— WRITTEN PROBLEM —
In the data below, find every line that has the string "θυμάτων", and copy it.

— STORED ROWS —
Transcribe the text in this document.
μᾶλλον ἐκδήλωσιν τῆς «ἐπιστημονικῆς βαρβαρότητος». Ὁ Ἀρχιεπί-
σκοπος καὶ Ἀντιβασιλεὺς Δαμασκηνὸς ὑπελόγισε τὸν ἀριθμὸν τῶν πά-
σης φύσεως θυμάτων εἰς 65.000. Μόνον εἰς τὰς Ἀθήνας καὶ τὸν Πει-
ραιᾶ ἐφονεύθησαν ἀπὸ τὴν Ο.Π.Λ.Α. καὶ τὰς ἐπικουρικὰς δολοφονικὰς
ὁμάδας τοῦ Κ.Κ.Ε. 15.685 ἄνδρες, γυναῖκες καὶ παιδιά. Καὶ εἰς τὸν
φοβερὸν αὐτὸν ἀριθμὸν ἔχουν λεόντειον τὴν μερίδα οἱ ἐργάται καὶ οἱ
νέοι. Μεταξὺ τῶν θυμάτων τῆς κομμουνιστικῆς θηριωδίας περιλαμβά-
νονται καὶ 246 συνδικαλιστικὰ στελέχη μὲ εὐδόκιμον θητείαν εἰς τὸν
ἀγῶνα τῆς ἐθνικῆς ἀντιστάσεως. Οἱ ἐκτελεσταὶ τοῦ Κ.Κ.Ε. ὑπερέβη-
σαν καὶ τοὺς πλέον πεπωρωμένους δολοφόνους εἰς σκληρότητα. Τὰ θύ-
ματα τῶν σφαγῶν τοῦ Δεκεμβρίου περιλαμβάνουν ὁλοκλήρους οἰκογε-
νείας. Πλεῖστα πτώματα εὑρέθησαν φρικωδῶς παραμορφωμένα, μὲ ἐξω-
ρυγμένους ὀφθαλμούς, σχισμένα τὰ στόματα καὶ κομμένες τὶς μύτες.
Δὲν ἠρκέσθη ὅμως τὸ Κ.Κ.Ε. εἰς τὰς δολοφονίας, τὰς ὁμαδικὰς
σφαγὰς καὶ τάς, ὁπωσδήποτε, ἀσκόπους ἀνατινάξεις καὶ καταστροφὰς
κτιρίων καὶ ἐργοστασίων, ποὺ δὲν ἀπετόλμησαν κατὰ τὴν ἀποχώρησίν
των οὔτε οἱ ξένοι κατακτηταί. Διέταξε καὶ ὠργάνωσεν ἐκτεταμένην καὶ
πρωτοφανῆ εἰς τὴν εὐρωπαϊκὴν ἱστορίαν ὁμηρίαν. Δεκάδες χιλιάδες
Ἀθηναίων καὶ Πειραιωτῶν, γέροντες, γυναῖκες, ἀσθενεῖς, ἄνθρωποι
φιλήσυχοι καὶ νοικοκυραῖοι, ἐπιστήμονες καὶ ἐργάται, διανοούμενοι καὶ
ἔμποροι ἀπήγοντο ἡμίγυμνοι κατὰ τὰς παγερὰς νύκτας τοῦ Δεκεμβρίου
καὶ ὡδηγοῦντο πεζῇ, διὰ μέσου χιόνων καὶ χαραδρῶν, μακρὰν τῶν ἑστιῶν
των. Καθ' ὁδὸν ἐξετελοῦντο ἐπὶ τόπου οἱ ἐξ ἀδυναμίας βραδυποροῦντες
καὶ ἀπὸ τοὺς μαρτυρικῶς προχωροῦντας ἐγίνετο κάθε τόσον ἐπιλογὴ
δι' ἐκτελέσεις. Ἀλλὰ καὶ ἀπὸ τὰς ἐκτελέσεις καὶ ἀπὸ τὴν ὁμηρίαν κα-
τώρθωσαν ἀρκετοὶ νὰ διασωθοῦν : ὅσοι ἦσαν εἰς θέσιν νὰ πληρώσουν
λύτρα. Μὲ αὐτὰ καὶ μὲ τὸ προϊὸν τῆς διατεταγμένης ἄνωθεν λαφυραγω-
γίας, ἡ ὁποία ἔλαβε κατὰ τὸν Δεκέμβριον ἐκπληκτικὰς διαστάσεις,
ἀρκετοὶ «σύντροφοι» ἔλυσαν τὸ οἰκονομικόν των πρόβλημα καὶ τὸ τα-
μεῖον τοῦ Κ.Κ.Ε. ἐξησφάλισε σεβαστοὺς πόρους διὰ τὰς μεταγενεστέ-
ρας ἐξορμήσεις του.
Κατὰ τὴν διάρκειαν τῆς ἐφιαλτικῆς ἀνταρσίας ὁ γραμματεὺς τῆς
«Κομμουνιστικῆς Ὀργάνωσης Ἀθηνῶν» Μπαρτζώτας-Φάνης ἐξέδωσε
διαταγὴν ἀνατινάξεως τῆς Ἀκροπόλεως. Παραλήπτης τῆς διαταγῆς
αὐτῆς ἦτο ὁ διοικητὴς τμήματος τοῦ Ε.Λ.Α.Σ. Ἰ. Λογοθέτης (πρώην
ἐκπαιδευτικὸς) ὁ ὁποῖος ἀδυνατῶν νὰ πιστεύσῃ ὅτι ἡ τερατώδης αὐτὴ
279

— ANSWER TO THIS PROBLEM —
σης φύσεως θυμάτων εἰς 65.000. Μόνον εἰς τὰς Ἀθήνας καὶ τὸν Πει-
νέοι. Μεταξὺ τῶν θυμάτων τῆς κομμουνιστικῆς θηριωδίας περιλαμβά-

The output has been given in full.